SET PROBLEM: Write out again only the lines running from the one that contains "What text is on this page?" to the end of the records below, including both the first and the last.

TASK MATERIAL:
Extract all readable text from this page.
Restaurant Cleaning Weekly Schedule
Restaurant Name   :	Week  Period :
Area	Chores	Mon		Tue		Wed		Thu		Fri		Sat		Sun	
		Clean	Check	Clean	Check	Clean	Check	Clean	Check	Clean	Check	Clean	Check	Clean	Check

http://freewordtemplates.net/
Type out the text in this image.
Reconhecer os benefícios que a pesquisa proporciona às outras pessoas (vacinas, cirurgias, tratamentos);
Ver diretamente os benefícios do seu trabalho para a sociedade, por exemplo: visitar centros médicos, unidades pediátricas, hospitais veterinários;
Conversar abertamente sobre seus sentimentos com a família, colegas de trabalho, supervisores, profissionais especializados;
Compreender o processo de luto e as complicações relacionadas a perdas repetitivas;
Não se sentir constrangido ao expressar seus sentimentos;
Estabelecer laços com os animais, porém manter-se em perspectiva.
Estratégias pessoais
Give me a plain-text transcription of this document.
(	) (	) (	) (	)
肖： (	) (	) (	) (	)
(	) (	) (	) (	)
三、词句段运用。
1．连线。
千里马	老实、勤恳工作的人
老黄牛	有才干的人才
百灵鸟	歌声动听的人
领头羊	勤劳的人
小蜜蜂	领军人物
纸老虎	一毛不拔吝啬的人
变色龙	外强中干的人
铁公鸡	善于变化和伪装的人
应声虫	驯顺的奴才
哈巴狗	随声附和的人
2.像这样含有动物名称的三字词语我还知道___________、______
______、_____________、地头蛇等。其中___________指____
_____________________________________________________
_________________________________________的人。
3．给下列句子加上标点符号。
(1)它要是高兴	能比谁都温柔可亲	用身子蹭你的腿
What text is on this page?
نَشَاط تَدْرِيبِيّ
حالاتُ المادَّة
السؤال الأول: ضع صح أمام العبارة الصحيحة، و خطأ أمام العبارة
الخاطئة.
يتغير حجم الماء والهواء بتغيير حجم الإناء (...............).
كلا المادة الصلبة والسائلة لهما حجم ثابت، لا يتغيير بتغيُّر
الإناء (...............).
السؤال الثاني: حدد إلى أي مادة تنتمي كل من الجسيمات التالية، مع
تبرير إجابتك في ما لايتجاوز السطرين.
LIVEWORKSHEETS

OUTPUT FOR THIS EXERCISE:
What text is on this page?
نَشَاط تَدْرِيبِيّ
حالاتُ المادَّة
السؤال الأول: ضع صح أمام العبارة الصحيحة، و خطأ أمام العبارة
الخاطئة.
يتغير حجم الماء والهواء بتغيير حجم الإناء (...............).
كلا المادة الصلبة والسائلة لهما حجم ثابت، لا يتغيير بتغيُّر
الإناء (...............).
السؤال الثاني: حدد إلى أي مادة تنتمي كل من الجسيمات التالية، مع
تبرير إجابتك في ما لايتجاوز السطرين.
LIVEWORKSHEETS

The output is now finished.